--- Start Available data ---

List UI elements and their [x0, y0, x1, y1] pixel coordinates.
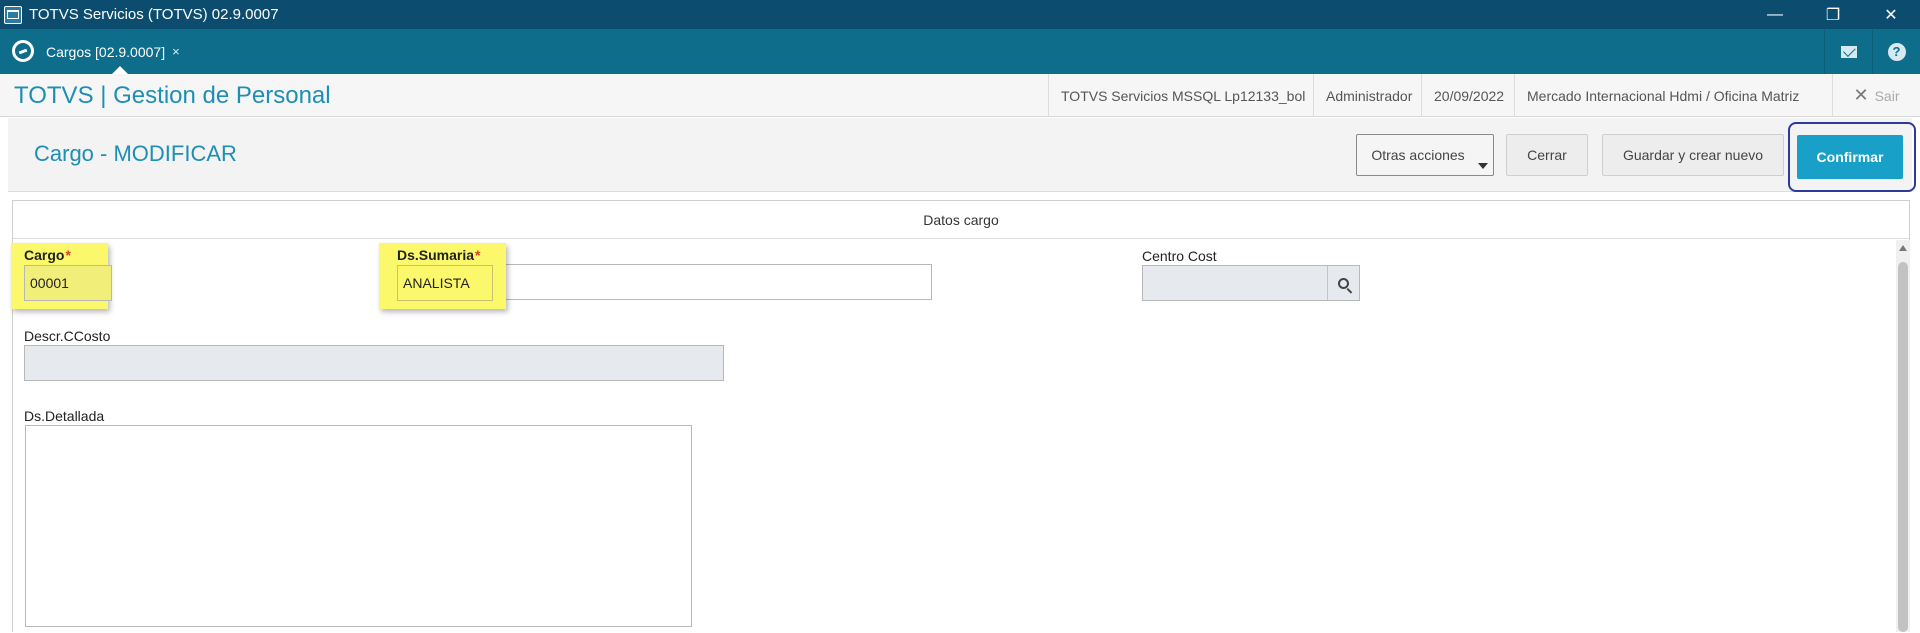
tab-label: Cargos [02.9.0007] [46, 43, 166, 60]
help-button[interactable]: ? [1872, 29, 1920, 74]
window-title-bar: TOTVS Servicios (TOTVS) 02.9.0007 — ❐ ✕ [0, 0, 1920, 29]
logout-button[interactable]: ✕ Sair [1832, 74, 1920, 117]
other-actions-button[interactable]: Otras acciones [1356, 134, 1494, 176]
close-button[interactable]: Cerrar [1506, 134, 1588, 176]
form-title: Cargo - MODIFICAR [34, 141, 237, 166]
ds-sumaria-label: Ds.Sumaria* [397, 247, 481, 263]
save-and-new-button[interactable]: Guardar y crear nuevo [1602, 134, 1784, 176]
logout-label: Sair [1874, 87, 1900, 104]
ds-detallada-textarea[interactable] [25, 425, 692, 627]
messages-button[interactable] [1824, 29, 1872, 74]
window-title: TOTVS Servicios (TOTVS) 02.9.0007 [29, 6, 279, 23]
descr-ccosto-input[interactable] [24, 345, 724, 381]
restore-icon[interactable]: ❐ [1804, 0, 1862, 29]
environment-info[interactable]: TOTVS Servicios MSSQL Lp12133_bol [1048, 74, 1317, 117]
form-header: Cargo - MODIFICAR Otras acciones Cerrar … [8, 118, 1916, 192]
close-icon[interactable]: ✕ [1862, 0, 1920, 29]
ds-detallada-field: Ds.Detallada [24, 408, 694, 633]
user-info[interactable]: Administrador [1313, 74, 1424, 117]
active-tab-indicator [112, 66, 128, 74]
descr-ccosto-field: Descr.CCosto [24, 328, 726, 388]
date-info[interactable]: 20/09/2022 [1421, 74, 1516, 117]
scroll-thumb[interactable] [1898, 262, 1908, 632]
required-mark: * [475, 247, 481, 263]
centro-cost-label: Centro Cost [1142, 248, 1217, 264]
form-body: Datos cargo Cargo* 00001 Ds.Sumaria* ANA… [11, 200, 1910, 633]
ds-sumaria-input[interactable]: ANALISTA [397, 265, 493, 301]
cargo-field: Cargo* 00001 [24, 247, 112, 307]
chevron-down-icon [1478, 163, 1488, 169]
search-icon [1338, 277, 1349, 289]
module-header: TOTVS | Gestion de Personal TOTVS Servic… [0, 74, 1920, 117]
centro-cost-field: Centro Cost [1142, 248, 1362, 308]
confirm-highlight-outline: Confirmar [1788, 122, 1916, 192]
window-controls: — ❐ ✕ [1746, 0, 1920, 29]
tabbar-tools: ? [1824, 29, 1920, 74]
totvs-logo-icon[interactable] [12, 40, 34, 62]
module-title: TOTVS | Gestion de Personal [14, 82, 331, 109]
app-window-icon [4, 5, 22, 24]
minimize-icon[interactable]: — [1746, 0, 1804, 29]
ds-detallada-label: Ds.Detallada [24, 408, 105, 424]
cargo-input[interactable]: 00001 [24, 265, 112, 301]
tab-close-icon[interactable]: × [172, 44, 180, 59]
centro-cost-input[interactable] [1142, 265, 1360, 301]
confirm-button[interactable]: Confirmar [1797, 135, 1903, 179]
descr-ccosto-label: Descr.CCosto [24, 328, 111, 344]
section-title: Datos cargo [13, 201, 1909, 239]
other-actions-label: Otras acciones [1371, 147, 1465, 163]
help-icon: ? [1887, 42, 1906, 61]
mail-icon [1840, 45, 1857, 58]
cargo-label: Cargo* [24, 247, 71, 263]
tab-bar: Cargos [02.9.0007] × ? [0, 29, 1920, 74]
lookup-button[interactable] [1327, 266, 1359, 300]
company-info[interactable]: Mercado Internacional Hdmi / Oficina Mat… [1514, 74, 1811, 117]
required-mark: * [65, 247, 71, 263]
ds-sumaria-field: Ds.Sumaria* ANALISTA [397, 247, 497, 307]
logout-icon: ✕ [1853, 85, 1869, 105]
scroll-up-icon[interactable] [1899, 245, 1907, 251]
form-scrollbar[interactable] [1896, 240, 1910, 632]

--- End Available data ---

Turn the rows into a JSON list of strings, one string for each row and none for blank rows. Start at the row containing "tab-label: Cargos [02.9.0007]" and end after the row containing "ds-sumaria-label: Ds.Sumaria* [397, 247, 481, 263]".

Solution to the problem:
[
  "tab-label: Cargos [02.9.0007] [46, 43, 166, 60]",
  "help-button[interactable]: ? [1872, 29, 1920, 74]",
  "window-title-bar: TOTVS Servicios (TOTVS) 02.9.0007 — ❐ ✕ [0, 0, 1920, 29]",
  "logout-button[interactable]: ✕ Sair [1832, 74, 1920, 117]",
  "other-actions-button[interactable]: Otras acciones [1356, 134, 1494, 176]",
  "close-button[interactable]: Cerrar [1506, 134, 1588, 176]",
  "form-title: Cargo - MODIFICAR [34, 141, 237, 166]",
  "ds-sumaria-label: Ds.Sumaria* [397, 247, 481, 263]"
]